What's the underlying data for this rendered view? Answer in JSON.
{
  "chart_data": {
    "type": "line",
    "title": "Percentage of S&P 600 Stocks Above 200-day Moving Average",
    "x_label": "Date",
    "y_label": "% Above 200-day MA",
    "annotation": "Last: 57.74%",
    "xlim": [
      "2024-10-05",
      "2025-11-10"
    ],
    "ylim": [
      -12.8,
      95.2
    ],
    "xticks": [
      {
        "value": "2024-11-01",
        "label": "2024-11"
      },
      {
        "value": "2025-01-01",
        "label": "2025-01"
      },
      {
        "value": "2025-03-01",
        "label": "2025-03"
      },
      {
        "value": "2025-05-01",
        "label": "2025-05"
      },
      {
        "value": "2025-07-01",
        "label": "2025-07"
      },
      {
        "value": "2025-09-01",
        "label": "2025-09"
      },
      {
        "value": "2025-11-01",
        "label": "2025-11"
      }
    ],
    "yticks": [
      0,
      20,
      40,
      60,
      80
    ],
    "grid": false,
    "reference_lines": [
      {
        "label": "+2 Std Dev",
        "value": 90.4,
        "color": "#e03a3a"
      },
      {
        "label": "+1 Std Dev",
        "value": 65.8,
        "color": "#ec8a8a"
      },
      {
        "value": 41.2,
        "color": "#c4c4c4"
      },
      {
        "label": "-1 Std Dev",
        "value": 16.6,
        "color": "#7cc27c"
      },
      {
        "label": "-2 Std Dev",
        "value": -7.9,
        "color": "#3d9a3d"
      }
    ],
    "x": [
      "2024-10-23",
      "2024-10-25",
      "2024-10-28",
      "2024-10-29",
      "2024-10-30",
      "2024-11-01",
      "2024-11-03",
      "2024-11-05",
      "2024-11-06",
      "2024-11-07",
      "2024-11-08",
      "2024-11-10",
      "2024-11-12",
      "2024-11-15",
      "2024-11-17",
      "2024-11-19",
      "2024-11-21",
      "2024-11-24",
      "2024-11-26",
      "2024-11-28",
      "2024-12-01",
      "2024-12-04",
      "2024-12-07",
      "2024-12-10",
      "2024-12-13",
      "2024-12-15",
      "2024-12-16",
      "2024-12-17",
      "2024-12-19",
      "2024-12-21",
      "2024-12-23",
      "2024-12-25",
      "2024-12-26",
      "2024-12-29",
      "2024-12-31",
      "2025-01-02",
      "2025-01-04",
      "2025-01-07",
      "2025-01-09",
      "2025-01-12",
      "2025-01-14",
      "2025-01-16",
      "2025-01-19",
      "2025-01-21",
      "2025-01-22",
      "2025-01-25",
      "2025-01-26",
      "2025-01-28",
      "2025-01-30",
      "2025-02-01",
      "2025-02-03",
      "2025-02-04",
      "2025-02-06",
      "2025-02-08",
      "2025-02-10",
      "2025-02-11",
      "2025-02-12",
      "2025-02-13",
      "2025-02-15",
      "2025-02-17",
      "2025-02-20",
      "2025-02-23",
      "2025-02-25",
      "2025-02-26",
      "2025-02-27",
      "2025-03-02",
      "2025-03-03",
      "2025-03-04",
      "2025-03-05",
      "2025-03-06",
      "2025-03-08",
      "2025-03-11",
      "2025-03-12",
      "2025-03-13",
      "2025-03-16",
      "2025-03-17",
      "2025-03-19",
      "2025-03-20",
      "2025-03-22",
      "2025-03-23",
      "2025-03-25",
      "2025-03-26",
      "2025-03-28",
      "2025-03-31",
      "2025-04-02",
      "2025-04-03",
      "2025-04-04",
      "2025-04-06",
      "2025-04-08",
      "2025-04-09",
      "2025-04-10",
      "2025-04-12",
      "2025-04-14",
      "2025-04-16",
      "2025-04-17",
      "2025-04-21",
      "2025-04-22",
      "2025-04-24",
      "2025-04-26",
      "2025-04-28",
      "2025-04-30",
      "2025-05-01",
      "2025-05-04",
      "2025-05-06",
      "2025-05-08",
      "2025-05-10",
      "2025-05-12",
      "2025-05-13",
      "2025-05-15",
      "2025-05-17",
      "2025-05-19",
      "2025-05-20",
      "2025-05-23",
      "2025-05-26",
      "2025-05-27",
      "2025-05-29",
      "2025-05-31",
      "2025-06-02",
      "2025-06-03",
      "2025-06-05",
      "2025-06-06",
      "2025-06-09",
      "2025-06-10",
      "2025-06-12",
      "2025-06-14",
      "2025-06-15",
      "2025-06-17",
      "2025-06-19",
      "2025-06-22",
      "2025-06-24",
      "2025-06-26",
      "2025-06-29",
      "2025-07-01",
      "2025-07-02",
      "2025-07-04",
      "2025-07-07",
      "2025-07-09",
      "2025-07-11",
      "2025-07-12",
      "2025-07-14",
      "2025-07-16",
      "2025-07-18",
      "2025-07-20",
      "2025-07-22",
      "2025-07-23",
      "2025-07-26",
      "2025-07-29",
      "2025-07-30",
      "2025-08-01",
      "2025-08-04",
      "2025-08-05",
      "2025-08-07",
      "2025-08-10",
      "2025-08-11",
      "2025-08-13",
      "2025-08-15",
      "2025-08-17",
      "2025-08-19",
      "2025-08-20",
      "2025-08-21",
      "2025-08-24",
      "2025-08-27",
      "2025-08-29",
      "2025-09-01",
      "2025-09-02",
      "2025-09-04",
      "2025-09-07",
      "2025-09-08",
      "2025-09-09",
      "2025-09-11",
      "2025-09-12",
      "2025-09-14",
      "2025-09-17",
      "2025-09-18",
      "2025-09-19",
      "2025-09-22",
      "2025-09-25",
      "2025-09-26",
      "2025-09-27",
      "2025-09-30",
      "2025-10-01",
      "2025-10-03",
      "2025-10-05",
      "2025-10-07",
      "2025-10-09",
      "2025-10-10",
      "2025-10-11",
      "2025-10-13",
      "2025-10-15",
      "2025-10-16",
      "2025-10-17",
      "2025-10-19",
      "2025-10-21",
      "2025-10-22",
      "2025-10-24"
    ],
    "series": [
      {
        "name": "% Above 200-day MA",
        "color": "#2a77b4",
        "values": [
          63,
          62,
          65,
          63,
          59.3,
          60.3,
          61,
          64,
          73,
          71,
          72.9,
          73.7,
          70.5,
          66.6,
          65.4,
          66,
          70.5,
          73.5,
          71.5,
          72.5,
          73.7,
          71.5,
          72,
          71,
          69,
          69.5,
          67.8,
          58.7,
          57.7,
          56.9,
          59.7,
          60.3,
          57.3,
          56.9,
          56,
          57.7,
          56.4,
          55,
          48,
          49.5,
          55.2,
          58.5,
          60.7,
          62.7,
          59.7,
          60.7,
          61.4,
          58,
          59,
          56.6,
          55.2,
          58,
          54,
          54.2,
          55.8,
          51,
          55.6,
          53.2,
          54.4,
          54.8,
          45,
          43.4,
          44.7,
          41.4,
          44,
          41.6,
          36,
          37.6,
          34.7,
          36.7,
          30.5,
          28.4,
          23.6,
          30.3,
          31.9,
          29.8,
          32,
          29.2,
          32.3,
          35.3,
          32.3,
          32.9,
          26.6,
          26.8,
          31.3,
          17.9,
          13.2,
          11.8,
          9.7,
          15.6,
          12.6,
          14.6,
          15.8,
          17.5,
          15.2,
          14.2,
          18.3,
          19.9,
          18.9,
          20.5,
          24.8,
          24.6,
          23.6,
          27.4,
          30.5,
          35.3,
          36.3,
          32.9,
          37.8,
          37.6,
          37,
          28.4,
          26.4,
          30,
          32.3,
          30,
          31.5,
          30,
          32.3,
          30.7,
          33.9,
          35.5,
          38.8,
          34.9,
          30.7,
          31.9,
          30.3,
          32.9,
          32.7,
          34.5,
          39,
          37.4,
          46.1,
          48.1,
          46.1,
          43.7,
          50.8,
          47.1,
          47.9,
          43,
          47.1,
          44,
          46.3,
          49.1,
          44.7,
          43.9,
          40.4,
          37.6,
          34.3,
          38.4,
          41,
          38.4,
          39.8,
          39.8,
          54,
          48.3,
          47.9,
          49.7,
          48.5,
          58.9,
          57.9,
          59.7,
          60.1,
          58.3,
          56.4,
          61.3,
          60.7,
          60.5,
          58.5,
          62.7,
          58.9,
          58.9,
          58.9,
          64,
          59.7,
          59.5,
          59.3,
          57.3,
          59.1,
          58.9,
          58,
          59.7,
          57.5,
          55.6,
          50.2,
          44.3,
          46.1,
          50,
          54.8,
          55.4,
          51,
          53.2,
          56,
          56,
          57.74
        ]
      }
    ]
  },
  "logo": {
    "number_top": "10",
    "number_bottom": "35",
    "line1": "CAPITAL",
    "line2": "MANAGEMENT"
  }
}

## [SET PROBLEM]
On how many lines does the word "Above" appear? Answer with only the number.

## [SOLUTION TO THE PROBLEM]
3